Records for processing>

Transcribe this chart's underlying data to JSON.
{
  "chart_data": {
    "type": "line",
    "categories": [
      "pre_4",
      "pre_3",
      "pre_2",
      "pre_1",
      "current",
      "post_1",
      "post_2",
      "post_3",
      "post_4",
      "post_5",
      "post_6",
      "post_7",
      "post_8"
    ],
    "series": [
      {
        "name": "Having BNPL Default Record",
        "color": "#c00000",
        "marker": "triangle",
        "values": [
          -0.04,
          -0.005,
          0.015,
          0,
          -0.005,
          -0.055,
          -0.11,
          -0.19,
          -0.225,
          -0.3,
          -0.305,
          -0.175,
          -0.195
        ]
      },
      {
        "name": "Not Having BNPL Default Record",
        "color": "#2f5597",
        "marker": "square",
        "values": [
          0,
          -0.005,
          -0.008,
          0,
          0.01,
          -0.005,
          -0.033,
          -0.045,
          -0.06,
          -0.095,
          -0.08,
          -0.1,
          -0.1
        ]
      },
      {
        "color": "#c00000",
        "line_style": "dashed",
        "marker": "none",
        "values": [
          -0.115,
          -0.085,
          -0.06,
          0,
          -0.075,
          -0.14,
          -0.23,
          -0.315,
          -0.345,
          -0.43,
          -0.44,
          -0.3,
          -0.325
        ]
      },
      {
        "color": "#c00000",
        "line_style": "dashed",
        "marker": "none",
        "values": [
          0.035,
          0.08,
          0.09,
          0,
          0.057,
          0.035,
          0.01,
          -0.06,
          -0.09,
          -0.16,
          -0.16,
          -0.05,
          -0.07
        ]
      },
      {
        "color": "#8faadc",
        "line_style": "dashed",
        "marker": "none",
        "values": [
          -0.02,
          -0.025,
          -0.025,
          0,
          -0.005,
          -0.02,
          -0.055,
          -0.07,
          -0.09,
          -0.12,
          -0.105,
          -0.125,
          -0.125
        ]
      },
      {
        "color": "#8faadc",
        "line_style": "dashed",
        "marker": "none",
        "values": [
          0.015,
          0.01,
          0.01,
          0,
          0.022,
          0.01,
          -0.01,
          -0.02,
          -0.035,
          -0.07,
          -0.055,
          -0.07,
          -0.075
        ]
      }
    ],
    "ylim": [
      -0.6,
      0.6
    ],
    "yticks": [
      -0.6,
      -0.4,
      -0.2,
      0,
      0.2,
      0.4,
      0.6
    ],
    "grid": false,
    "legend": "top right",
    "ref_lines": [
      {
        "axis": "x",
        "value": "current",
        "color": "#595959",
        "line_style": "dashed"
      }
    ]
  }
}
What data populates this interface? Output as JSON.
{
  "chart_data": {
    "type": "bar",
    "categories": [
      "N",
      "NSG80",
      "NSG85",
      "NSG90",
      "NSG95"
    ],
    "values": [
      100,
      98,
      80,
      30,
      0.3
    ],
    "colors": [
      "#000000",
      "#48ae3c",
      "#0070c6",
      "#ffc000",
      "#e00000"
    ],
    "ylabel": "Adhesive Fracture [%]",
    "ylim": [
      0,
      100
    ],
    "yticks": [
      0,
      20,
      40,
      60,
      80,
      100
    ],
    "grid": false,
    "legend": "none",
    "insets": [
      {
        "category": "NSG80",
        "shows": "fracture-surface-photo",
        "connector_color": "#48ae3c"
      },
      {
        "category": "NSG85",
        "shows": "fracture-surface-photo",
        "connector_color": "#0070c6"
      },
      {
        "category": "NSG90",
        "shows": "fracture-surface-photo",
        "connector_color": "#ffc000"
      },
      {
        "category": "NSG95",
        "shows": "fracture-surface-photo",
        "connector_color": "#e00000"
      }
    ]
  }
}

Problem requirements>
Some lines of the data may hold the word "category". Say how many do, with nothing else.

Task answer>
4